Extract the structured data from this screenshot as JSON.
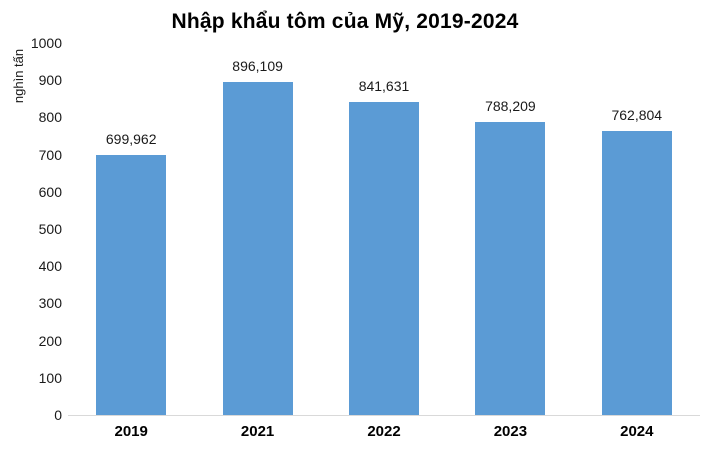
{
  "chart_data": {
    "type": "bar",
    "title": "Nhập khẩu tôm của Mỹ, 2019-2024",
    "ylabel": "nghìn tấn",
    "xlabel": "",
    "categories": [
      "2019",
      "2021",
      "2022",
      "2023",
      "2024"
    ],
    "values": [
      699962,
      896109,
      841631,
      788209,
      762804
    ],
    "value_labels": [
      "699,962",
      "896,109",
      "841,631",
      "788,209",
      "762,804"
    ],
    "values_axis_units": [
      699.962,
      896.109,
      841.631,
      788.209,
      762.804
    ],
    "ylim": [
      0,
      1000
    ],
    "yticks": [
      0,
      100,
      200,
      300,
      400,
      500,
      600,
      700,
      800,
      900,
      1000
    ],
    "grid": false,
    "legend_position": "none",
    "colors": {
      "bar": "#5B9BD5",
      "background": "#ffffff",
      "baseline": "#d9d9d9",
      "title_text": "#000000",
      "label_text": "#1a1a1a"
    }
  }
}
::::::::::
Do not include images; quote all of the entries above exactly.

Exercise output:
Extract the structured data from this screenshot as JSON.
{
  "chart_data": {
    "type": "bar",
    "title": "Nhập khẩu tôm của Mỹ, 2019-2024",
    "ylabel": "nghìn tấn",
    "xlabel": "",
    "categories": [
      "2019",
      "2021",
      "2022",
      "2023",
      "2024"
    ],
    "values": [
      699962,
      896109,
      841631,
      788209,
      762804
    ],
    "value_labels": [
      "699,962",
      "896,109",
      "841,631",
      "788,209",
      "762,804"
    ],
    "values_axis_units": [
      699.962,
      896.109,
      841.631,
      788.209,
      762.804
    ],
    "ylim": [
      0,
      1000
    ],
    "yticks": [
      0,
      100,
      200,
      300,
      400,
      500,
      600,
      700,
      800,
      900,
      1000
    ],
    "grid": false,
    "legend_position": "none",
    "colors": {
      "bar": "#5B9BD5",
      "background": "#ffffff",
      "baseline": "#d9d9d9",
      "title_text": "#000000",
      "label_text": "#1a1a1a"
    }
  }
}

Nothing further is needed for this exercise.